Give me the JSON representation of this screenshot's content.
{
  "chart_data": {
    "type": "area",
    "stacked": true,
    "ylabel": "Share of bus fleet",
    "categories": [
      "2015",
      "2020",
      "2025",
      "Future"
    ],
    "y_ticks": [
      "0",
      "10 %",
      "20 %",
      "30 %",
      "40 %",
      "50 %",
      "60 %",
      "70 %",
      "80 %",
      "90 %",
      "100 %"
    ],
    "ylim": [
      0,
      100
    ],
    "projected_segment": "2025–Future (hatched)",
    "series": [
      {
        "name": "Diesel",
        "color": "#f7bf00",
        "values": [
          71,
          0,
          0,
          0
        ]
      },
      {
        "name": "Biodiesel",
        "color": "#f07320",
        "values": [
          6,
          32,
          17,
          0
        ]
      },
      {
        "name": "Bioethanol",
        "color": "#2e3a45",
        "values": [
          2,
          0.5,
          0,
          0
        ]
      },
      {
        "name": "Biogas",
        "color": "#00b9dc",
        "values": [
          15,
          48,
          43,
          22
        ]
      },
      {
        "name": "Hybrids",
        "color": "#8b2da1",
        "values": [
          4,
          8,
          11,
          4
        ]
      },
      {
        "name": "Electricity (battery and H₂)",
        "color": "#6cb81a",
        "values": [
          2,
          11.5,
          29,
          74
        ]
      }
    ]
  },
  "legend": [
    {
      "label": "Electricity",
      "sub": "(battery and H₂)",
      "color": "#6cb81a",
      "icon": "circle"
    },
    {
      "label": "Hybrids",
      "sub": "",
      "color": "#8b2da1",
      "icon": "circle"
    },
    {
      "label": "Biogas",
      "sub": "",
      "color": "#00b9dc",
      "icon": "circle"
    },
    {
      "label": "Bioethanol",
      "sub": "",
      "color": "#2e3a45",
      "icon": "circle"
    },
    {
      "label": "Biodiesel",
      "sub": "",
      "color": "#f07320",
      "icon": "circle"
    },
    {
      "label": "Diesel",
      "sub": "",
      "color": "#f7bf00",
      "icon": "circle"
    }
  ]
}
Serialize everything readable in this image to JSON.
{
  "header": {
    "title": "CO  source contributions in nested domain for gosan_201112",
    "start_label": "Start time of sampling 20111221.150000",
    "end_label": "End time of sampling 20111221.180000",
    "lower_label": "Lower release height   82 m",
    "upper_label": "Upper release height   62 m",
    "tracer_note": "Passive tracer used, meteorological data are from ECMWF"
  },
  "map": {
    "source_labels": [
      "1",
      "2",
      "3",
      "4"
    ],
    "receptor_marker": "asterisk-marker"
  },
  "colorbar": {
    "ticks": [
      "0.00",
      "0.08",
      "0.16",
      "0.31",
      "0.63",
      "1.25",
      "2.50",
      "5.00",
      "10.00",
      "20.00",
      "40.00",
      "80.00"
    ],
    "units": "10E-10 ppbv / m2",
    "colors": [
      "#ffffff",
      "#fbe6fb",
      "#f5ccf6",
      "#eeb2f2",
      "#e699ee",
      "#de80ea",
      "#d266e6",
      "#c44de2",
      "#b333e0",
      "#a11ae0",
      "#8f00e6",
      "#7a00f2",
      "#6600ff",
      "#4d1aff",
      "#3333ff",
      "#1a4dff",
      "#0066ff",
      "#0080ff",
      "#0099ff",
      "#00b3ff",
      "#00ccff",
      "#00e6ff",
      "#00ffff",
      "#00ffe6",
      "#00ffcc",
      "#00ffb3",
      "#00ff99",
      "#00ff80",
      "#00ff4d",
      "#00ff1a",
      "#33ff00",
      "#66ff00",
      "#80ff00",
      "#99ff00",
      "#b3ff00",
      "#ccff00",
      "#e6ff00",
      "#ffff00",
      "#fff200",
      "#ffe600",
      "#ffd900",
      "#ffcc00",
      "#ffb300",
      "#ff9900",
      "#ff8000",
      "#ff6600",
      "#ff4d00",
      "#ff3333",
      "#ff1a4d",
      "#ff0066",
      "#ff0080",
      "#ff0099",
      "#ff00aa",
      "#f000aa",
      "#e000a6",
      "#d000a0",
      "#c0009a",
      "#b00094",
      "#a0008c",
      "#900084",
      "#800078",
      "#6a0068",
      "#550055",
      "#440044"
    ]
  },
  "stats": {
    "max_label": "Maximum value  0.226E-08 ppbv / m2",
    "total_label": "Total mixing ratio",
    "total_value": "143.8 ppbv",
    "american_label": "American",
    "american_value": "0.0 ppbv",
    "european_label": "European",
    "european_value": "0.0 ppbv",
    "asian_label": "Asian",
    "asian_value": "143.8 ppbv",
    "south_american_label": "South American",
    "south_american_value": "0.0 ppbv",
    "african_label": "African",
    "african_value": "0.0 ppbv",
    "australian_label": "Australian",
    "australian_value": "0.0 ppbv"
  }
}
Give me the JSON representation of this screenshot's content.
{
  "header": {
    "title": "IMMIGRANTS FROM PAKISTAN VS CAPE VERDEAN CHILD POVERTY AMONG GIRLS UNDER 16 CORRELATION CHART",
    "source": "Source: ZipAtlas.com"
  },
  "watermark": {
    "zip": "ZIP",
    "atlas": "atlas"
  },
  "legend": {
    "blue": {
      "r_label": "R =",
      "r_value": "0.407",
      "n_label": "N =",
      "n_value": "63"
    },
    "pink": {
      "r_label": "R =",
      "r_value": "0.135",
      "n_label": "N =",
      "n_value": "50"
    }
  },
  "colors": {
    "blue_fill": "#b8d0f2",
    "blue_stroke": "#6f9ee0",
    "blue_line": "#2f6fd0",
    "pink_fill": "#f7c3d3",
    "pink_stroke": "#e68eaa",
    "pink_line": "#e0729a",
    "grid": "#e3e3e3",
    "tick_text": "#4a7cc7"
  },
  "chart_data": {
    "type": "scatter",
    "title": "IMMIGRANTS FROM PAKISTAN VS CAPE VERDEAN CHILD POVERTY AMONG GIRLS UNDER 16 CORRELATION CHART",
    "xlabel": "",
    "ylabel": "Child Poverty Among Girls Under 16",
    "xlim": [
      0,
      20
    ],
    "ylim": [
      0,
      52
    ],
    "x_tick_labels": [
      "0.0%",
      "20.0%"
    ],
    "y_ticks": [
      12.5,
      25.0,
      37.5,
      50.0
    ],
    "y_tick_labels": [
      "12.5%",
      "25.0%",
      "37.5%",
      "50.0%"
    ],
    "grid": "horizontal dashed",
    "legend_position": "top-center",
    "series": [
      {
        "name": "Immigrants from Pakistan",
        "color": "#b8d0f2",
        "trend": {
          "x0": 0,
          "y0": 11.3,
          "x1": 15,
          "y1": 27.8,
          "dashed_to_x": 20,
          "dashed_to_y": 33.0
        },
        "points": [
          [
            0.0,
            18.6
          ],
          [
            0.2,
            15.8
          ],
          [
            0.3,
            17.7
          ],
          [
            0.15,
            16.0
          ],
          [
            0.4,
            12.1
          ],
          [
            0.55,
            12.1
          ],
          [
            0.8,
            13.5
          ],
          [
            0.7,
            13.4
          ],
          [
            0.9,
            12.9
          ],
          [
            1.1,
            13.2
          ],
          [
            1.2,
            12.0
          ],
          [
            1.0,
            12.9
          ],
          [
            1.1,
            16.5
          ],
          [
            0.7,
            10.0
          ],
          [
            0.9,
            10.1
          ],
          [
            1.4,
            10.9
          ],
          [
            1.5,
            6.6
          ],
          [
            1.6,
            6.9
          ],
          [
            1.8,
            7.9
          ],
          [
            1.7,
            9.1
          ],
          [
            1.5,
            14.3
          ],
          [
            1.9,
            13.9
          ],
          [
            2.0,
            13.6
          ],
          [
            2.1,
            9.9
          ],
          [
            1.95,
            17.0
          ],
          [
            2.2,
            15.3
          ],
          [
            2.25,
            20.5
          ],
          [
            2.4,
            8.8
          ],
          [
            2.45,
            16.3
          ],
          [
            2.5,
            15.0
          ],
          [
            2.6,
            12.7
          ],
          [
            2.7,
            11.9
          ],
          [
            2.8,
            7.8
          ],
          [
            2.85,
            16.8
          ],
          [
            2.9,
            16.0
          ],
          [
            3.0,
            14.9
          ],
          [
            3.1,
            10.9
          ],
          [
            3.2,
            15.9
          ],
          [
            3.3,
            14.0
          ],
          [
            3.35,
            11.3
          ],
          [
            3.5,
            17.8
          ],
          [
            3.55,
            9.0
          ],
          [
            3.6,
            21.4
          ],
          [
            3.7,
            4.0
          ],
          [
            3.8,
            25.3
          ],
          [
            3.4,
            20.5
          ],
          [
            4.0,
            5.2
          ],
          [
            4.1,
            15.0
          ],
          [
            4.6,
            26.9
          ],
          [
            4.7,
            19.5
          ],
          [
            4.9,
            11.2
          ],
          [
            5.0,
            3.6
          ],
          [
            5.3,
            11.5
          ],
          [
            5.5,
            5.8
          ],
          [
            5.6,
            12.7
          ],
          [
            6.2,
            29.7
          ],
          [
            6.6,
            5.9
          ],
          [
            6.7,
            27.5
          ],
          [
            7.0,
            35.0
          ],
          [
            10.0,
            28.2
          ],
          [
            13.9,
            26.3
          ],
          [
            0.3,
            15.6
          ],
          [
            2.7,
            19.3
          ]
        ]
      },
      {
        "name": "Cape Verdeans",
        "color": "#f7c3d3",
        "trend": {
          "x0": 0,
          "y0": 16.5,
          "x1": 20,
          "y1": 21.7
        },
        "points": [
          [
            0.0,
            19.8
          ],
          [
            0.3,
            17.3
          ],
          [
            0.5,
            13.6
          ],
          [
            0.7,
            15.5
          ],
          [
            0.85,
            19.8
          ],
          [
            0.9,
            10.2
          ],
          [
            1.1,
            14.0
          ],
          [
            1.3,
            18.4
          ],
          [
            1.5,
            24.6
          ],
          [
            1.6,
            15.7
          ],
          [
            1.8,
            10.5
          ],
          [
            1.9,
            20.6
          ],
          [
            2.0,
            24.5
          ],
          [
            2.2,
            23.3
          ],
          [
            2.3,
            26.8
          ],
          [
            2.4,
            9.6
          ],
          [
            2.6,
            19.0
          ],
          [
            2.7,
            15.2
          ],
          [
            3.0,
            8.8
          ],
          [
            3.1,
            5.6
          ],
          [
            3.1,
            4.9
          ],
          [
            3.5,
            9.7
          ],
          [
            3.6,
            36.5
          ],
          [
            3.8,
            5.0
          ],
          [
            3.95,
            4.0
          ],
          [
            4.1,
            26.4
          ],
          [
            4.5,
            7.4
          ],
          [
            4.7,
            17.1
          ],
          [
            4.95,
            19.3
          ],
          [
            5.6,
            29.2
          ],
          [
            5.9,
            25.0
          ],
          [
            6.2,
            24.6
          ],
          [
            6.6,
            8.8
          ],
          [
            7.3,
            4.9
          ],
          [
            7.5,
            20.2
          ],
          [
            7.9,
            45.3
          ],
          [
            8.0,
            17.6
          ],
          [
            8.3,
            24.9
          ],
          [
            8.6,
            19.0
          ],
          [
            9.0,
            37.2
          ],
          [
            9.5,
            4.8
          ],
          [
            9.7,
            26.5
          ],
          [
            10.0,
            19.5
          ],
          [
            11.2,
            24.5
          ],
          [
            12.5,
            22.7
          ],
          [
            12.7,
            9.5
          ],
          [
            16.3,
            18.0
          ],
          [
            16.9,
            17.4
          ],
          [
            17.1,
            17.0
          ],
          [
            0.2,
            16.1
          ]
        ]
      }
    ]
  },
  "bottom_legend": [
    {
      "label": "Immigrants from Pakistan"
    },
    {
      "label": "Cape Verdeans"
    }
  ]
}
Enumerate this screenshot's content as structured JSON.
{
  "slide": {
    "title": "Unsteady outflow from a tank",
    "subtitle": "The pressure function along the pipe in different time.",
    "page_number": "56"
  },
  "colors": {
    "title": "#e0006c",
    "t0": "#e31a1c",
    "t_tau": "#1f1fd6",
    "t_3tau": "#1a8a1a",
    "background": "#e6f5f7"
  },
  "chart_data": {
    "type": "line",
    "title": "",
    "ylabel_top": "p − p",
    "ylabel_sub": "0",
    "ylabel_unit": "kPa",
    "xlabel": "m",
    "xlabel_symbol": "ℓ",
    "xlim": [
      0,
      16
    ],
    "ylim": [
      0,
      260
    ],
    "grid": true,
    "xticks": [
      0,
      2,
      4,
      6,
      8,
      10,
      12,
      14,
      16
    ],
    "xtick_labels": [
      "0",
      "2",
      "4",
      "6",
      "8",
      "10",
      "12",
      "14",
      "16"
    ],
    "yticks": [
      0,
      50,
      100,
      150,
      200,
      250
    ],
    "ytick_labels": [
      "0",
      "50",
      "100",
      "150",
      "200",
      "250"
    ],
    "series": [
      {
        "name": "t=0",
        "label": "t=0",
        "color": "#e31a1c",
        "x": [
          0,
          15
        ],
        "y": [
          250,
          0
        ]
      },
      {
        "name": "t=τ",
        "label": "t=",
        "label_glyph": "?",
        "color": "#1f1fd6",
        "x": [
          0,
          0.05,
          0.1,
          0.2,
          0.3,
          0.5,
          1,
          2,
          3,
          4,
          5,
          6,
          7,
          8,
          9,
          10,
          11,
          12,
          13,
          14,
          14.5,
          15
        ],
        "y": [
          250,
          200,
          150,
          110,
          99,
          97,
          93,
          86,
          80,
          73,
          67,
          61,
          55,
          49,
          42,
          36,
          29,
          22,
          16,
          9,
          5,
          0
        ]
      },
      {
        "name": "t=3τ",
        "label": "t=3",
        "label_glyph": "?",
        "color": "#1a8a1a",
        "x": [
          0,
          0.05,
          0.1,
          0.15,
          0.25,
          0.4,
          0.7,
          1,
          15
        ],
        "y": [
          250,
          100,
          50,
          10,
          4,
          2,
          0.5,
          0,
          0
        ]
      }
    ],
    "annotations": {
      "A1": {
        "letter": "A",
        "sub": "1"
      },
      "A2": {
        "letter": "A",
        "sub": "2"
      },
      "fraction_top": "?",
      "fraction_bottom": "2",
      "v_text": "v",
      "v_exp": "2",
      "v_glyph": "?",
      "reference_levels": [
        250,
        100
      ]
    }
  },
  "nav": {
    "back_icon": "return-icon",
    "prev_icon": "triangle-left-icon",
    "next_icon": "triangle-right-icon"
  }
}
###
* STATED PROBLEM *
Search the records above for "JSON". Copy each line where it is found.

* WRITTEN SOLUTION *
Give me the JSON representation of this screenshot's content.
Serialize everything readable in this image to JSON.
Give me the JSON representation of this screenshot's content.
Enumerate this screenshot's content as structured JSON.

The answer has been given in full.